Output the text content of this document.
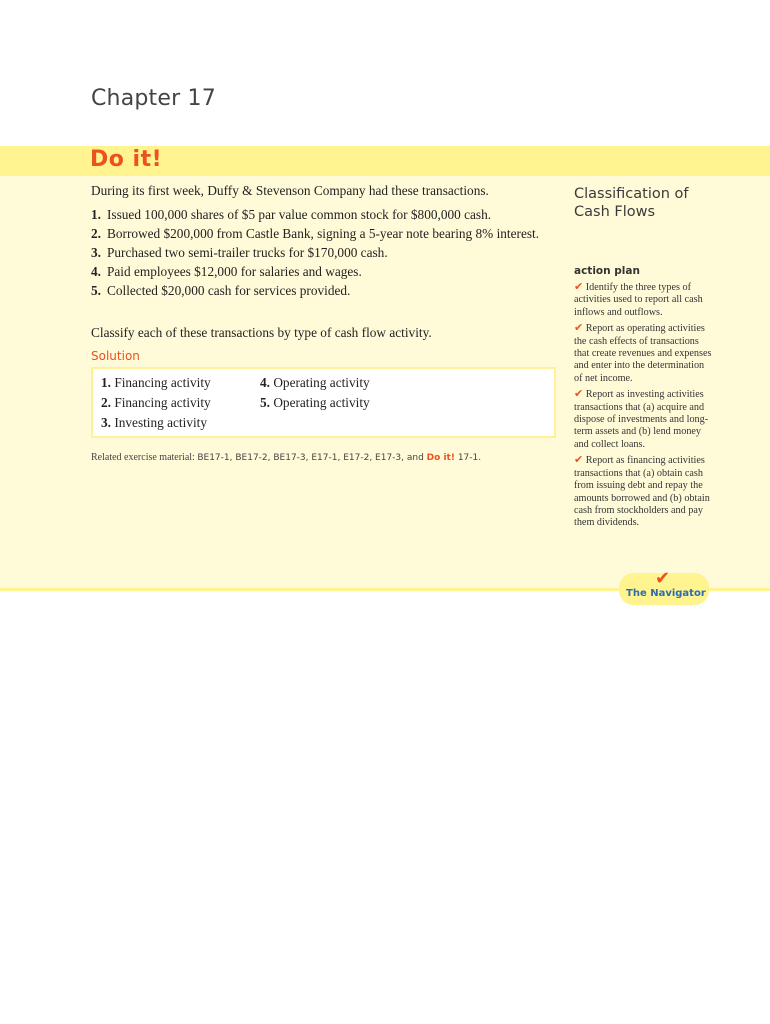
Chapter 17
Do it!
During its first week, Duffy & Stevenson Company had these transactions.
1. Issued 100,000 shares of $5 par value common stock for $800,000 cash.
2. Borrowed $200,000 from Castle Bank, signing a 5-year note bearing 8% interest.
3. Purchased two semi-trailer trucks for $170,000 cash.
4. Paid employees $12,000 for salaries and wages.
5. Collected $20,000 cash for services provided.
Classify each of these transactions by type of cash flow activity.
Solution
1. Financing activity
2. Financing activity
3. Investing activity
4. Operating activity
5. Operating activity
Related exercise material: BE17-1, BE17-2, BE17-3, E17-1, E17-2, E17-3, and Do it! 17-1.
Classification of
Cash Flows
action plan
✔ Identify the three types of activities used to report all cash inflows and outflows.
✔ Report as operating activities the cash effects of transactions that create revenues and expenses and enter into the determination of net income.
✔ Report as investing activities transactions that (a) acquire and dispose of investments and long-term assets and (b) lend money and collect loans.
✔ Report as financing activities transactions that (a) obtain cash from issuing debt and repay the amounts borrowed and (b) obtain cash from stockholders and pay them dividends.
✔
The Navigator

——

→ **Written request**:
Write only the number of lines that include "activity".

→ **Exercise output**:
6